▼▼▼
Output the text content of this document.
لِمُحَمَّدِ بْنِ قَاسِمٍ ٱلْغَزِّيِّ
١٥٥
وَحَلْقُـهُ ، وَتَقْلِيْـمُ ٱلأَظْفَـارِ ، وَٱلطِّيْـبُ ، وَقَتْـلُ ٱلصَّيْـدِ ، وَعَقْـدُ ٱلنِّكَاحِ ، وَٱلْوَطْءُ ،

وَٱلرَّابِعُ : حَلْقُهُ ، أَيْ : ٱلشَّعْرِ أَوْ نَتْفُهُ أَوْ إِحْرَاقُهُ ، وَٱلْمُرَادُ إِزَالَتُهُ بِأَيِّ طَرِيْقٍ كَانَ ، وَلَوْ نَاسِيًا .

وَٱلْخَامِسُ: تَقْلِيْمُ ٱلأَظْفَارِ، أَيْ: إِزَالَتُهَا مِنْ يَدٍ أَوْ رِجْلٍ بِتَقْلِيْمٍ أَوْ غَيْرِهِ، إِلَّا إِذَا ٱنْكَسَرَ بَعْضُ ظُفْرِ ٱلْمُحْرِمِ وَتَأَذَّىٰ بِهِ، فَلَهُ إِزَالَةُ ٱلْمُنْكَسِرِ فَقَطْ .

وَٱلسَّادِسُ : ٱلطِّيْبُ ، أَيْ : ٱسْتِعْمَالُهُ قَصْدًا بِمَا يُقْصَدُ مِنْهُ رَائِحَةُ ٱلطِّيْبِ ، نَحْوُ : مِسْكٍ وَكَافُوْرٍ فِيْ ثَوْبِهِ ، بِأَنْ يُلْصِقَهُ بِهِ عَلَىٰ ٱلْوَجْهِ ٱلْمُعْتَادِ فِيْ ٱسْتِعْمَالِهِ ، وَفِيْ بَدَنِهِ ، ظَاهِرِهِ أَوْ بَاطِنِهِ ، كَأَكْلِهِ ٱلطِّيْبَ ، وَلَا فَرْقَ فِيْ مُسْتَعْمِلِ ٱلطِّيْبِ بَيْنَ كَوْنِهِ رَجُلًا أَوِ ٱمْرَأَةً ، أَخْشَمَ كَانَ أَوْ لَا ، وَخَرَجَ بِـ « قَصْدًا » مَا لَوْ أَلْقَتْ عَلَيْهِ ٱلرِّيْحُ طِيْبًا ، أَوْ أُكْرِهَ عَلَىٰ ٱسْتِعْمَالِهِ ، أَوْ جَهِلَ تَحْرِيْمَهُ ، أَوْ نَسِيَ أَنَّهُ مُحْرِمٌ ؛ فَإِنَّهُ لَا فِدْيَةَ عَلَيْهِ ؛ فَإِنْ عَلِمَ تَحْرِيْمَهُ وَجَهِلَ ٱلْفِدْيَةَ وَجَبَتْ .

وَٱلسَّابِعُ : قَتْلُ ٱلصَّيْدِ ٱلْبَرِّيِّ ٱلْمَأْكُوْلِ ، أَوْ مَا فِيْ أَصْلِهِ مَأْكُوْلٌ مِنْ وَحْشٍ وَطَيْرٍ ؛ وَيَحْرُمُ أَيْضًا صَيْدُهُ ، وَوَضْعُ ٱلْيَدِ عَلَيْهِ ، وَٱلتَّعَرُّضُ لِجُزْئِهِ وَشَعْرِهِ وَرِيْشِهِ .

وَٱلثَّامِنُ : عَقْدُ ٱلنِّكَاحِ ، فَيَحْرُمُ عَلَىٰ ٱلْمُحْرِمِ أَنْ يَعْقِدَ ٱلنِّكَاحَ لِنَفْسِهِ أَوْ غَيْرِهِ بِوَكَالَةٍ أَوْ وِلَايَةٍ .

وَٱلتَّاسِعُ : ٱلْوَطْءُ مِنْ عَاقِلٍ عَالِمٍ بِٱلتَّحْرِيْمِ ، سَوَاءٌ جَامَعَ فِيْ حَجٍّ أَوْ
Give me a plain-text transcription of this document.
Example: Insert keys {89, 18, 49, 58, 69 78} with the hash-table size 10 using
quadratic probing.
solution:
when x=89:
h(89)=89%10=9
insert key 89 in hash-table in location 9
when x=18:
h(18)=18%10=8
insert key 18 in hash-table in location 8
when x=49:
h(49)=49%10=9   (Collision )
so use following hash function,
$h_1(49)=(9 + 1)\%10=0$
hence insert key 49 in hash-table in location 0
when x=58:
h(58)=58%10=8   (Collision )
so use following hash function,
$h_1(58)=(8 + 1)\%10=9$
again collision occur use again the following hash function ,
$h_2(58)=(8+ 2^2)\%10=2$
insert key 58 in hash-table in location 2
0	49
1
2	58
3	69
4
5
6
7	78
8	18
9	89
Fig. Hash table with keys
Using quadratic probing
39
▲▲▲
Write the data back out verbatim.

Output the text content of this document.
لِمُحَمَّدِ بْنِ قَاسِمٍ ٱلْغَزِّيِّ
١٥٥
وَحَلْقُـهُ ، وَتَقْلِيْـمُ ٱلأَظْفَـارِ ، وَٱلطِّيْـبُ ، وَقَتْـلُ ٱلصَّيْـدِ ، وَعَقْـدُ ٱلنِّكَاحِ ، وَٱلْوَطْءُ ،

وَٱلرَّابِعُ : حَلْقُهُ ، أَيْ : ٱلشَّعْرِ أَوْ نَتْفُهُ أَوْ إِحْرَاقُهُ ، وَٱلْمُرَادُ إِزَالَتُهُ بِأَيِّ طَرِيْقٍ كَانَ ، وَلَوْ نَاسِيًا .

وَٱلْخَامِسُ: تَقْلِيْمُ ٱلأَظْفَارِ، أَيْ: إِزَالَتُهَا مِنْ يَدٍ أَوْ رِجْلٍ بِتَقْلِيْمٍ أَوْ غَيْرِهِ، إِلَّا إِذَا ٱنْكَسَرَ بَعْضُ ظُفْرِ ٱلْمُحْرِمِ وَتَأَذَّىٰ بِهِ، فَلَهُ إِزَالَةُ ٱلْمُنْكَسِرِ فَقَطْ .

وَٱلسَّادِسُ : ٱلطِّيْبُ ، أَيْ : ٱسْتِعْمَالُهُ قَصْدًا بِمَا يُقْصَدُ مِنْهُ رَائِحَةُ ٱلطِّيْبِ ، نَحْوُ : مِسْكٍ وَكَافُوْرٍ فِيْ ثَوْبِهِ ، بِأَنْ يُلْصِقَهُ بِهِ عَلَىٰ ٱلْوَجْهِ ٱلْمُعْتَادِ فِيْ ٱسْتِعْمَالِهِ ، وَفِيْ بَدَنِهِ ، ظَاهِرِهِ أَوْ بَاطِنِهِ ، كَأَكْلِهِ ٱلطِّيْبَ ، وَلَا فَرْقَ فِيْ مُسْتَعْمِلِ ٱلطِّيْبِ بَيْنَ كَوْنِهِ رَجُلًا أَوِ ٱمْرَأَةً ، أَخْشَمَ كَانَ أَوْ لَا ، وَخَرَجَ بِـ « قَصْدًا » مَا لَوْ أَلْقَتْ عَلَيْهِ ٱلرِّيْحُ طِيْبًا ، أَوْ أُكْرِهَ عَلَىٰ ٱسْتِعْمَالِهِ ، أَوْ جَهِلَ تَحْرِيْمَهُ ، أَوْ نَسِيَ أَنَّهُ مُحْرِمٌ ؛ فَإِنَّهُ لَا فِدْيَةَ عَلَيْهِ ؛ فَإِنْ عَلِمَ تَحْرِيْمَهُ وَجَهِلَ ٱلْفِدْيَةَ وَجَبَتْ .

وَٱلسَّابِعُ : قَتْلُ ٱلصَّيْدِ ٱلْبَرِّيِّ ٱلْمَأْكُوْلِ ، أَوْ مَا فِيْ أَصْلِهِ مَأْكُوْلٌ مِنْ وَحْشٍ وَطَيْرٍ ؛ وَيَحْرُمُ أَيْضًا صَيْدُهُ ، وَوَضْعُ ٱلْيَدِ عَلَيْهِ ، وَٱلتَّعَرُّضُ لِجُزْئِهِ وَشَعْرِهِ وَرِيْشِهِ .

وَٱلثَّامِنُ : عَقْدُ ٱلنِّكَاحِ ، فَيَحْرُمُ عَلَىٰ ٱلْمُحْرِمِ أَنْ يَعْقِدَ ٱلنِّكَاحَ لِنَفْسِهِ أَوْ غَيْرِهِ بِوَكَالَةٍ أَوْ وِلَايَةٍ .

وَٱلتَّاسِعُ : ٱلْوَطْءُ مِنْ عَاقِلٍ عَالِمٍ بِٱلتَّحْرِيْمِ ، سَوَاءٌ جَامَعَ فِيْ حَجٍّ أَوْ
Give me a plain-text transcription of this document.
Example: Insert keys {89, 18, 49, 58, 69 78} with the hash-table size 10 using
quadratic probing.
solution:
when x=89:
h(89)=89%10=9
insert key 89 in hash-table in location 9
when x=18:
h(18)=18%10=8
insert key 18 in hash-table in location 8
when x=49:
h(49)=49%10=9   (Collision )
so use following hash function,
$h_1(49)=(9 + 1)\%10=0$
hence insert key 49 in hash-table in location 0
when x=58:
h(58)=58%10=8   (Collision )
so use following hash function,
$h_1(58)=(8 + 1)\%10=9$
again collision occur use again the following hash function ,
$h_2(58)=(8+ 2^2)\%10=2$
insert key 58 in hash-table in location 2
0	49
1
2	58
3	69
4
5
6
7	78
8	18
9	89
Fig. Hash table with keys
Using quadratic probing
39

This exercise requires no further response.